**Aim of the exercise**
Find the lines below that contain the string "ſemper". Copy each one.

# # #

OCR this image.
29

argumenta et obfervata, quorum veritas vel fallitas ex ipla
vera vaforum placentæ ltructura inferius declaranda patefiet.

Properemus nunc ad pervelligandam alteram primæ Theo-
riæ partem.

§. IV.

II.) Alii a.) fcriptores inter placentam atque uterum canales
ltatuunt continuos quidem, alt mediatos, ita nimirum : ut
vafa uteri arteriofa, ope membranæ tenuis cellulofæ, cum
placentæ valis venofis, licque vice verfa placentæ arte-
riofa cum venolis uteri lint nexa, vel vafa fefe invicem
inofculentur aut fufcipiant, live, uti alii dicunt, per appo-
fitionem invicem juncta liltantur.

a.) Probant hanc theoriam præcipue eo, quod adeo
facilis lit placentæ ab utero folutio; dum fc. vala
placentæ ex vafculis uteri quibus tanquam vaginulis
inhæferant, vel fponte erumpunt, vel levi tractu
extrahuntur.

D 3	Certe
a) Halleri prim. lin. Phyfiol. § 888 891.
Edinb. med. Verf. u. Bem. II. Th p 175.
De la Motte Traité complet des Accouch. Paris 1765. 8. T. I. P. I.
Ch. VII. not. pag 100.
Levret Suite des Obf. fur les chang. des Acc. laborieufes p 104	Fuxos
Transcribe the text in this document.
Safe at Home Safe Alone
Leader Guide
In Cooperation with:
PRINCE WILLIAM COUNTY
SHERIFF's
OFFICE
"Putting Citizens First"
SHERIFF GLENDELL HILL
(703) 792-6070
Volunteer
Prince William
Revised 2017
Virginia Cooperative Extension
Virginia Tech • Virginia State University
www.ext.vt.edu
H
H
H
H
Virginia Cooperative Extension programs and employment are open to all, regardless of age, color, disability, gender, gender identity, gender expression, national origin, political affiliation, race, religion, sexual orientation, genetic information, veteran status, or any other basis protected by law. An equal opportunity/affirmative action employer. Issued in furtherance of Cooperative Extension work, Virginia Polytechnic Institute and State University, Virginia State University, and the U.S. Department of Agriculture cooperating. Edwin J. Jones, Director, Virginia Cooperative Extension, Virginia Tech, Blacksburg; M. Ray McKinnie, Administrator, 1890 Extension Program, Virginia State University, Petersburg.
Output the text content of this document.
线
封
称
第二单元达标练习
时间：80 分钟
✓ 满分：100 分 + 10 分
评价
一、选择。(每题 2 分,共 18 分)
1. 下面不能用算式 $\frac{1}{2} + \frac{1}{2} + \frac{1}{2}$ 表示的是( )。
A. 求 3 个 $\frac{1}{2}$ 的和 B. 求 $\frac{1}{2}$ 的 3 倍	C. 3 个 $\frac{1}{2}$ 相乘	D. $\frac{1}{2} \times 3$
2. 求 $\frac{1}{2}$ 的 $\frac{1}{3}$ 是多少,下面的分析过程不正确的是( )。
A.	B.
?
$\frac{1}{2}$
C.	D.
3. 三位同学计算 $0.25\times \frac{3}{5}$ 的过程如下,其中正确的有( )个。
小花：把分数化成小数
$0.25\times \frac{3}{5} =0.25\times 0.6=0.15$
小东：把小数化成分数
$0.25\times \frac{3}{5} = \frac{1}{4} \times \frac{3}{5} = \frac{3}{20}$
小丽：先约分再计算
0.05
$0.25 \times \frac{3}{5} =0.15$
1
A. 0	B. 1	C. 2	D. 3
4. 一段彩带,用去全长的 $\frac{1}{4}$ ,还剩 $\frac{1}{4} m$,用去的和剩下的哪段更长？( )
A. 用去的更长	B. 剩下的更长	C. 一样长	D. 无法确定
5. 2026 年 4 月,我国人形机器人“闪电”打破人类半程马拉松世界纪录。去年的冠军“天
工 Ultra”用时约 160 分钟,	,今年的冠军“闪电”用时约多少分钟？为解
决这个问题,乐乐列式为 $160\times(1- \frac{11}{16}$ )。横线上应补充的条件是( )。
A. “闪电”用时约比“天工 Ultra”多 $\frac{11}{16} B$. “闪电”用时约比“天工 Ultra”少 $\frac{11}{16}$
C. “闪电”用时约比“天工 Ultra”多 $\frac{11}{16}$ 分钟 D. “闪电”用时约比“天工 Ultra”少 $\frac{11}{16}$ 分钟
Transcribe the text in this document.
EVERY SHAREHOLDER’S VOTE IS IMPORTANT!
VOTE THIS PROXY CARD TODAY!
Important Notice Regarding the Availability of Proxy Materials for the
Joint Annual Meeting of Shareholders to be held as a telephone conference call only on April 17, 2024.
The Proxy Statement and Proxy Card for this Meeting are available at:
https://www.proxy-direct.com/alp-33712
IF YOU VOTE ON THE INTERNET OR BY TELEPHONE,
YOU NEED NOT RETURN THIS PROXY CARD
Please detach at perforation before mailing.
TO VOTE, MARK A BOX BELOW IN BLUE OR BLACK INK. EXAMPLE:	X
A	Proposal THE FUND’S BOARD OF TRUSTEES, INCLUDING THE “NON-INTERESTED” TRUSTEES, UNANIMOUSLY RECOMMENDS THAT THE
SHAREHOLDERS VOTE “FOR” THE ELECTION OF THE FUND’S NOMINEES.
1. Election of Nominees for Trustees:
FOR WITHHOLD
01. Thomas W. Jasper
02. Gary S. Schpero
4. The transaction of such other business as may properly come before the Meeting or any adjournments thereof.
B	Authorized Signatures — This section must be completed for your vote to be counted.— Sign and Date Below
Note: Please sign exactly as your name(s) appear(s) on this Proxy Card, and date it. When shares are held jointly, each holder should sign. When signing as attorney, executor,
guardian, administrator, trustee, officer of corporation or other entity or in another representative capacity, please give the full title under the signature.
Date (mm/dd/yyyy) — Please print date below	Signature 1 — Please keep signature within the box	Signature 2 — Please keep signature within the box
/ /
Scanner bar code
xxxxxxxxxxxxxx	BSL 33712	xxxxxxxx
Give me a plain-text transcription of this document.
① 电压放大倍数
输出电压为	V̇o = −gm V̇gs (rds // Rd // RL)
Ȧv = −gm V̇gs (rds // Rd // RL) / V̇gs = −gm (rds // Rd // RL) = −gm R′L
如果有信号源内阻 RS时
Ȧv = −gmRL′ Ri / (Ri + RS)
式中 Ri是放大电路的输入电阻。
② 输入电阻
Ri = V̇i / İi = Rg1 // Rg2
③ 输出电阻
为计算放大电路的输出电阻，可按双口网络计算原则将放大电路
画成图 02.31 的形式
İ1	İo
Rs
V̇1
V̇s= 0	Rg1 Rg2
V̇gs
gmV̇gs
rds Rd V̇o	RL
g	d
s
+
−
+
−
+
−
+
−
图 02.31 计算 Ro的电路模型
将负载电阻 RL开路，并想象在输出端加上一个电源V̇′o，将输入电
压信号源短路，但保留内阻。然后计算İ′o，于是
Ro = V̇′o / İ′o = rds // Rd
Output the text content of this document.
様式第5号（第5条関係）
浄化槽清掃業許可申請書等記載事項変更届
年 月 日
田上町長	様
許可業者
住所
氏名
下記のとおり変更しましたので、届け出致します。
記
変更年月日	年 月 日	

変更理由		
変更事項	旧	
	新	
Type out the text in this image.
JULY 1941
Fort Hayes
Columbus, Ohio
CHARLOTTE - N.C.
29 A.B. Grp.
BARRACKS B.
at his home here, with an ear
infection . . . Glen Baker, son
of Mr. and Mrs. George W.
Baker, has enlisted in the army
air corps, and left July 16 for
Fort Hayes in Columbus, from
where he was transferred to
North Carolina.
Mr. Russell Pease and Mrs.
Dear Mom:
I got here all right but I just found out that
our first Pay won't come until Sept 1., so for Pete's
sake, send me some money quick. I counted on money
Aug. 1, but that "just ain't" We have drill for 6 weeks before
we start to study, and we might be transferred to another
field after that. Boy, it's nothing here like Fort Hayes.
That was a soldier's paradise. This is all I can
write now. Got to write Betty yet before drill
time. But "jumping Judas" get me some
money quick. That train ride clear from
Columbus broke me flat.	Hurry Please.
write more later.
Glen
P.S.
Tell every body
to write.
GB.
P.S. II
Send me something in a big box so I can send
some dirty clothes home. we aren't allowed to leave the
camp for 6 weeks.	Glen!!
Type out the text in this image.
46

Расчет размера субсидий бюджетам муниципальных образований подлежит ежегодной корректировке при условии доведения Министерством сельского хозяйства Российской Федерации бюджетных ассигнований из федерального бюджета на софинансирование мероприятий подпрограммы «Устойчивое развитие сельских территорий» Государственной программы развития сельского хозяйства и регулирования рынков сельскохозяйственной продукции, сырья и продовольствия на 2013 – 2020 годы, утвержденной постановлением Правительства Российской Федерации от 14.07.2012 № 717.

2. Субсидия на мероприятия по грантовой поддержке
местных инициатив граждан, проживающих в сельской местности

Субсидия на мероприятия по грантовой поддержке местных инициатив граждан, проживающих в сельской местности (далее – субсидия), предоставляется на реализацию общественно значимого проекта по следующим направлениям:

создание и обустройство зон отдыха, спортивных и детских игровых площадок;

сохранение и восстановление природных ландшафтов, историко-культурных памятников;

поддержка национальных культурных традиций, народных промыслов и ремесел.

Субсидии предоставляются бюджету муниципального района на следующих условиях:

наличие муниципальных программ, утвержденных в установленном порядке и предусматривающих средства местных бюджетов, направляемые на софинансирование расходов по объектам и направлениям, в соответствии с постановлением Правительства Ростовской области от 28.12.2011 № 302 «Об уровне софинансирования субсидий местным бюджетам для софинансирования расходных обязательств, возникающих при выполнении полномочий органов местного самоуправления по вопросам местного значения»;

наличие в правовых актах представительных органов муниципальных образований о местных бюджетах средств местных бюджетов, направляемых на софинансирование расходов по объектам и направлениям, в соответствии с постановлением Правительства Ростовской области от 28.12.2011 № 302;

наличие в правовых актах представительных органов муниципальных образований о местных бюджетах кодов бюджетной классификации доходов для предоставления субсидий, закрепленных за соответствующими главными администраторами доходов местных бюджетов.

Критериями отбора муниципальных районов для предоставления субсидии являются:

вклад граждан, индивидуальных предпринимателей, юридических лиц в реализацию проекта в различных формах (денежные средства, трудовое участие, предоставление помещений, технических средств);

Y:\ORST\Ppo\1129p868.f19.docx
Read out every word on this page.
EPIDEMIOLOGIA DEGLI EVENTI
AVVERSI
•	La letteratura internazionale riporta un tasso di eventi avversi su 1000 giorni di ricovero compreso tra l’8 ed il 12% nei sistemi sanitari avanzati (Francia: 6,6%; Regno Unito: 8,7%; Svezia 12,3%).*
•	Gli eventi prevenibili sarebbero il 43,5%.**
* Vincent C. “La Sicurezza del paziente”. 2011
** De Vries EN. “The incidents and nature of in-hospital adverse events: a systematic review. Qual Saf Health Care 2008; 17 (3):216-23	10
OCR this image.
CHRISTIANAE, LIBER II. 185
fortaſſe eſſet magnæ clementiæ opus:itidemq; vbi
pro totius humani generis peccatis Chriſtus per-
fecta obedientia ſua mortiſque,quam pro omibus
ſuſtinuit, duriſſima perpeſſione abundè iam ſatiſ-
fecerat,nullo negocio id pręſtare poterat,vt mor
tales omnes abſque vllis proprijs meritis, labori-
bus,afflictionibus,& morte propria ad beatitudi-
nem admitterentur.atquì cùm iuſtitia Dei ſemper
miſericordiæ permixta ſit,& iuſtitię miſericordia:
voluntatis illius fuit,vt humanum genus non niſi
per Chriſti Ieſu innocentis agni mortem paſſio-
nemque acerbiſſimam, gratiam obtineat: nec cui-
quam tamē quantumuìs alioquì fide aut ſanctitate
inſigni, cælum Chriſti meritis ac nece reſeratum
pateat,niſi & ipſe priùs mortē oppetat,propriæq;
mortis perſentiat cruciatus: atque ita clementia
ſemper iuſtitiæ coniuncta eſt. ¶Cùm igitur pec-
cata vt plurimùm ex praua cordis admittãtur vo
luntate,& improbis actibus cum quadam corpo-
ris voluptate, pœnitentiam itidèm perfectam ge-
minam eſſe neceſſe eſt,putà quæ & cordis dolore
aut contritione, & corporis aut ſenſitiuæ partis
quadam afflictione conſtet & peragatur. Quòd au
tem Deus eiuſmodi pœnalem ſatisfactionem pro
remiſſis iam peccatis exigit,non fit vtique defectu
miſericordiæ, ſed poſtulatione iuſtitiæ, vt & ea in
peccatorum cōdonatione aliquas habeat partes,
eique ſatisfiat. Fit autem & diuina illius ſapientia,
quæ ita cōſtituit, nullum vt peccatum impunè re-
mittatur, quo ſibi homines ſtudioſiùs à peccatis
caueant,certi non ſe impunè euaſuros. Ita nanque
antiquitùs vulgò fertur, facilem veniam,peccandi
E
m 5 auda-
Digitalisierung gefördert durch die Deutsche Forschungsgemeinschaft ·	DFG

# # #

**In response**
nem admitterentur.atquì cùm iuſtitia Dei ſemper
ſemper iuſtitiæ coniuncta eſt. ¶Cùm igitur pec-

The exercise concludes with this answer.